▶ **Record extracts**
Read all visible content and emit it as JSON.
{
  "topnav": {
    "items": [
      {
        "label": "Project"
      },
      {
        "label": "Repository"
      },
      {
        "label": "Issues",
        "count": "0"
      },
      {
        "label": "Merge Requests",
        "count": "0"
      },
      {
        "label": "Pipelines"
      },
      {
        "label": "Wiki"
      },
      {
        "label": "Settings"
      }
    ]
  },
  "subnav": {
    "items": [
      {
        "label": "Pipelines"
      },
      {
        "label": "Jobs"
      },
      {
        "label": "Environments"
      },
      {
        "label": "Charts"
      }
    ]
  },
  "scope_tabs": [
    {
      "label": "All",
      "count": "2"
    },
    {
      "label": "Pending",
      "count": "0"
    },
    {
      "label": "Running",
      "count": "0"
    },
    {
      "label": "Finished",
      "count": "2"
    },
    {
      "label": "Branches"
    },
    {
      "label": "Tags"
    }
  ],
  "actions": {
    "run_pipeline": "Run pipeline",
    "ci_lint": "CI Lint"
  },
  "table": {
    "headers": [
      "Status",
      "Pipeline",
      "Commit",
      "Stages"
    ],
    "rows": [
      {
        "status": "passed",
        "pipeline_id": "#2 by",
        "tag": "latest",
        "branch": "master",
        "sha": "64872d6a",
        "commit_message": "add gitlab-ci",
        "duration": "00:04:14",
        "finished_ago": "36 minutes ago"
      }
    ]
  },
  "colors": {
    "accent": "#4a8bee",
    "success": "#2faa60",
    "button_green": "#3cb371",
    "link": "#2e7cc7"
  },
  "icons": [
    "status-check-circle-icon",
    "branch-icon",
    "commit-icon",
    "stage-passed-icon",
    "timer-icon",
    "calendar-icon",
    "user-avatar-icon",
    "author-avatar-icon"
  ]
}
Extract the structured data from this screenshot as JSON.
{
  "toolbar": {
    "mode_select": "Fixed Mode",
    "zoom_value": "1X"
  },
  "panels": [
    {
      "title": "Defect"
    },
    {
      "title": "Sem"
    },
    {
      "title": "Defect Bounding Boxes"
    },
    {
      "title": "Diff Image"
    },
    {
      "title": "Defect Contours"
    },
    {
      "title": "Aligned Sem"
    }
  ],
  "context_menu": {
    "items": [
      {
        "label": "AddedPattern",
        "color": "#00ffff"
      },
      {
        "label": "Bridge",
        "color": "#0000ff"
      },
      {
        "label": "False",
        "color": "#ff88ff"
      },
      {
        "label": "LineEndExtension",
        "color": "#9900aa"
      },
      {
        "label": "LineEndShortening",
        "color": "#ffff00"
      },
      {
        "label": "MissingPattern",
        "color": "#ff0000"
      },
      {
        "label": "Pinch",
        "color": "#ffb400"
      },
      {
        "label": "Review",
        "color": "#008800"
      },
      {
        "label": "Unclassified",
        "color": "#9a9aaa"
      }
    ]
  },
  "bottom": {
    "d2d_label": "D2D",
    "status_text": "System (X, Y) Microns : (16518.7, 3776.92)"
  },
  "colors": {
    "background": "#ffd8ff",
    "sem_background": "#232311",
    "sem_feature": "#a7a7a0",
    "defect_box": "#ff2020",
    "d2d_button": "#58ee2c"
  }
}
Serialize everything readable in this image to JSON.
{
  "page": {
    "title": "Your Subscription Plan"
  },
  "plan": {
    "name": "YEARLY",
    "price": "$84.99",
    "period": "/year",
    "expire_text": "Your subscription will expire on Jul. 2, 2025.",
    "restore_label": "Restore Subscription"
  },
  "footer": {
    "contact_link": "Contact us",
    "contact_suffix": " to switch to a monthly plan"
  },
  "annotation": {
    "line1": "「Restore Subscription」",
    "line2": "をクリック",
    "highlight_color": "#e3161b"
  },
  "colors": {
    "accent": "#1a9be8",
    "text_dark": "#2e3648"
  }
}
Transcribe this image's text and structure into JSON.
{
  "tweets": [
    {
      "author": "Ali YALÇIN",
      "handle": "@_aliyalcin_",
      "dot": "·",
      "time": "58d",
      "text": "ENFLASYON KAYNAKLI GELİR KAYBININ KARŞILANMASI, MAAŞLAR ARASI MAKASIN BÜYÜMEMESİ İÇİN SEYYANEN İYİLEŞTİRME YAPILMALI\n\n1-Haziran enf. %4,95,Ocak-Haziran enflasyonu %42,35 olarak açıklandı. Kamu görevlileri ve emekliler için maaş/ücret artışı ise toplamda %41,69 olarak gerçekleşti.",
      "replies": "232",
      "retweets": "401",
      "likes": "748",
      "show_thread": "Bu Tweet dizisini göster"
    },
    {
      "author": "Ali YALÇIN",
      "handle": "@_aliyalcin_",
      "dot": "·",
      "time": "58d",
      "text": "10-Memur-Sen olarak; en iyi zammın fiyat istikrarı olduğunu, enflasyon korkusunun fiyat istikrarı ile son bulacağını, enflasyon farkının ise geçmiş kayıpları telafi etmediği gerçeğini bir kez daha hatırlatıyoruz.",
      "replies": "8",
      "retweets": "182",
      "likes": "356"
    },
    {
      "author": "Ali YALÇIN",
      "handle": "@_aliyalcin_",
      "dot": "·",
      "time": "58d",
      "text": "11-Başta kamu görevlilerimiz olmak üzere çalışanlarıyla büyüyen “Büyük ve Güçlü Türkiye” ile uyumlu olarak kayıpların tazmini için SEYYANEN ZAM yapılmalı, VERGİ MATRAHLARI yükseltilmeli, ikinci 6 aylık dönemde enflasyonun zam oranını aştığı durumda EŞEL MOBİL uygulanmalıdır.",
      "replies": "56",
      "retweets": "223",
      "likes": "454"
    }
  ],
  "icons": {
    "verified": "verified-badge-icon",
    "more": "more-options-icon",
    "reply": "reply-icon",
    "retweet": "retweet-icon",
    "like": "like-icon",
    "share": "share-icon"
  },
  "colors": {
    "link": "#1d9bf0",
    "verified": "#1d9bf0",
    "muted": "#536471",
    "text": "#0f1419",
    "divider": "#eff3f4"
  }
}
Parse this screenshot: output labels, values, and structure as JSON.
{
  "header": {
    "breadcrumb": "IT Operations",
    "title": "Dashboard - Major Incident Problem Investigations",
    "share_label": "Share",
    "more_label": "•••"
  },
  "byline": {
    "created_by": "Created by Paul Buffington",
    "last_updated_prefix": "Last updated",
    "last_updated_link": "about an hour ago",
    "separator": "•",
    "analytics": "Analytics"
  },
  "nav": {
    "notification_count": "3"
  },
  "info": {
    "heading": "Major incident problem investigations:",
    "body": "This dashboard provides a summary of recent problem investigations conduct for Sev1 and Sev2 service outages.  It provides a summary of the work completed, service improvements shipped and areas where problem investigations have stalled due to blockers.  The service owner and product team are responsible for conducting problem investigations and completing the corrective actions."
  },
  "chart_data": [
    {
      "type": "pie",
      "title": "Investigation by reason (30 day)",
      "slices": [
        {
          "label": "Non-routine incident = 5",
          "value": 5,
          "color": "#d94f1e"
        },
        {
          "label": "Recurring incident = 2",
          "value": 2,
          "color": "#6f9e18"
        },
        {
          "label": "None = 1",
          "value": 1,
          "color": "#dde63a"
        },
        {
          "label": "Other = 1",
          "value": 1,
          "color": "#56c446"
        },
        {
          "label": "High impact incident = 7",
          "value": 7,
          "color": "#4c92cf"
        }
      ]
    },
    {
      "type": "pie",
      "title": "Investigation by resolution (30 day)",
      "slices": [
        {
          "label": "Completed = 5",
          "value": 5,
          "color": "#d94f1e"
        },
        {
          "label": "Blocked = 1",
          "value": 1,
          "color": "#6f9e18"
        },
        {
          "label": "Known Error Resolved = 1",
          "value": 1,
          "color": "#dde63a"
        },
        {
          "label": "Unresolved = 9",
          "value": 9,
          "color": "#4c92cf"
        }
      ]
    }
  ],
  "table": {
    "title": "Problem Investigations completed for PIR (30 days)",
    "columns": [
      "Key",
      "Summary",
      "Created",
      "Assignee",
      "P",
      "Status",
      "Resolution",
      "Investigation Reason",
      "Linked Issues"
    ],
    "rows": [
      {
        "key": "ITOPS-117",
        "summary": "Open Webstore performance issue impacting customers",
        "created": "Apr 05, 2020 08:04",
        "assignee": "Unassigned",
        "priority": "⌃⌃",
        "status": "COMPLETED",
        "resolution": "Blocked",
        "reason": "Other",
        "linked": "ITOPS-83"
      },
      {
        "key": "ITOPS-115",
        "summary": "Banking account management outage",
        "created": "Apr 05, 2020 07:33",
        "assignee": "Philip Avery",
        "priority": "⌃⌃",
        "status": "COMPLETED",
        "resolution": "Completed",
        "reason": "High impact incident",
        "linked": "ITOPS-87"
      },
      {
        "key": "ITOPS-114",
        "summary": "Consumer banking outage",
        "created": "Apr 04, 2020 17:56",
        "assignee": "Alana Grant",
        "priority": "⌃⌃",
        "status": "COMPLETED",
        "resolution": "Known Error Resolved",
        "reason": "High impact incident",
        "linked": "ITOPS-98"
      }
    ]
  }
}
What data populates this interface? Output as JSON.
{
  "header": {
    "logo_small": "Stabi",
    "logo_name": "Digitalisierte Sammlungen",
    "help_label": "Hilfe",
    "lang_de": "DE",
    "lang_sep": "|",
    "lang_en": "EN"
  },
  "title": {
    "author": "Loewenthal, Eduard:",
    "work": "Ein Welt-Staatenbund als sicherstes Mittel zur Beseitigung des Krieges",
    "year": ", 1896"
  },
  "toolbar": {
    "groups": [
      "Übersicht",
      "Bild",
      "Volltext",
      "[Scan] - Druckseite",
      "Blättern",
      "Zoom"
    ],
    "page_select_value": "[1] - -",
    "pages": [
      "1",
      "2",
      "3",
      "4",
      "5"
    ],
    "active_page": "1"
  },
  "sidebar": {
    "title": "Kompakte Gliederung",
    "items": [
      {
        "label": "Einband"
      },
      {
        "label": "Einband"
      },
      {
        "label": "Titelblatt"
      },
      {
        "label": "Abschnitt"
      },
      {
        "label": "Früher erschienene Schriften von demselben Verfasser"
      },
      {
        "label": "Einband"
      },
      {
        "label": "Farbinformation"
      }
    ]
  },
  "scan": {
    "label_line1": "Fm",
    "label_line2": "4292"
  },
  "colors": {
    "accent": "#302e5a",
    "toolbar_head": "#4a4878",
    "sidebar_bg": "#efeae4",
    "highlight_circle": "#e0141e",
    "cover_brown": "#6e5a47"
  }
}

▶ **To do**
Your task is to gather all lines from the entries above that hold the word "Known".

▶ **Final result**
          "label": "Known Error Resolved = 1",
        "resolution": "Known Error Resolved",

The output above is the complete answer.